- WHAT TO PRODUCE
Check every line for the word "twitter" and give the number of lines where it occurs, nothing else.

:::::

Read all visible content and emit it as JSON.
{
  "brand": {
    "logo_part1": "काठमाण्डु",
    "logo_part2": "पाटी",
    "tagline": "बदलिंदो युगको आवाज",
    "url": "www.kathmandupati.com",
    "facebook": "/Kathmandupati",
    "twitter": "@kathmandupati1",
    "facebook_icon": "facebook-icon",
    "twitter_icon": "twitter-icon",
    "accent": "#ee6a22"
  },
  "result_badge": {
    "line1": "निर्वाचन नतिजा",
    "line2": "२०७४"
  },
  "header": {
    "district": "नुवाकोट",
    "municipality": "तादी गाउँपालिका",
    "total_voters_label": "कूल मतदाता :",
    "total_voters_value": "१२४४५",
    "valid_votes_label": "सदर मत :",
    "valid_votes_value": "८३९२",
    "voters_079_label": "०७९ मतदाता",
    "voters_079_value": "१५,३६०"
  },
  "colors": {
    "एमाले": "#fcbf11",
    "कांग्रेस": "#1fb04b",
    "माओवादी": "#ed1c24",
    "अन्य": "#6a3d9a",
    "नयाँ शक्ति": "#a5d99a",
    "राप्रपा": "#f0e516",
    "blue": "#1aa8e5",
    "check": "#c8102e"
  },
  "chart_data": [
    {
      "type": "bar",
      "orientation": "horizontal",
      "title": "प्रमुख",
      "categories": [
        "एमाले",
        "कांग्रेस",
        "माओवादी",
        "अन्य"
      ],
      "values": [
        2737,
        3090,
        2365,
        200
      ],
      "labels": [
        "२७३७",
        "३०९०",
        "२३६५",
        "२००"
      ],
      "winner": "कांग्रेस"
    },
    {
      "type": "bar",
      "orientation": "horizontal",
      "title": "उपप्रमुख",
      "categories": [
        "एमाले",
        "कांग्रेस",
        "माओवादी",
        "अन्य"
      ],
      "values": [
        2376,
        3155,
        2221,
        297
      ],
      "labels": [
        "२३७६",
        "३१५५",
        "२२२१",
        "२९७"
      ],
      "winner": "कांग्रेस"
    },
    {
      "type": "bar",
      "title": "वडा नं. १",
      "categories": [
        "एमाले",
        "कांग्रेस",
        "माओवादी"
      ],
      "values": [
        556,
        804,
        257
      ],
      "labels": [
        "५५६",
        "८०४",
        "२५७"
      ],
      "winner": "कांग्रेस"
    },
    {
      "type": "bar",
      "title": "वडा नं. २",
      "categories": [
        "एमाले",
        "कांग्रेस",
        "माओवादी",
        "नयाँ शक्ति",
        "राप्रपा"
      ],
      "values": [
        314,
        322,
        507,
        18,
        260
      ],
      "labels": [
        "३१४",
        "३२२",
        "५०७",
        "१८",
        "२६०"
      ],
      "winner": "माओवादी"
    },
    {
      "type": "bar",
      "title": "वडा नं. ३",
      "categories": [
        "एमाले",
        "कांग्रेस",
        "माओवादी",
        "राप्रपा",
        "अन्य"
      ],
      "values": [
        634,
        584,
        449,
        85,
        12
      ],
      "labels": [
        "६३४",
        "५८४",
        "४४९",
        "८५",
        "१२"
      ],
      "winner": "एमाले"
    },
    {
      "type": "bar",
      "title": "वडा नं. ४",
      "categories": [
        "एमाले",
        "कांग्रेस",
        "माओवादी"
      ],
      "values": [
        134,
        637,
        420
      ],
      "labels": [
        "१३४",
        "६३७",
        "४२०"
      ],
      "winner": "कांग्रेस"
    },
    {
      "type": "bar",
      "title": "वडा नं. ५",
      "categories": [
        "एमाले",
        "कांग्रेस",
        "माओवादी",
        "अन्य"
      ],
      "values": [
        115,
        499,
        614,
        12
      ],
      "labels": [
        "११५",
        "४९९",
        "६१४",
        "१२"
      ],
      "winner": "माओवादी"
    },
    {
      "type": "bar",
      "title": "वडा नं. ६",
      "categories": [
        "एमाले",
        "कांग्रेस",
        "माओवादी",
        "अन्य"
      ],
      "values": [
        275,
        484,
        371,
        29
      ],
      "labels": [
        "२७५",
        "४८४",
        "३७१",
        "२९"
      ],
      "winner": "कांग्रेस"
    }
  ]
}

:::::

- OUTPUT BELOW
2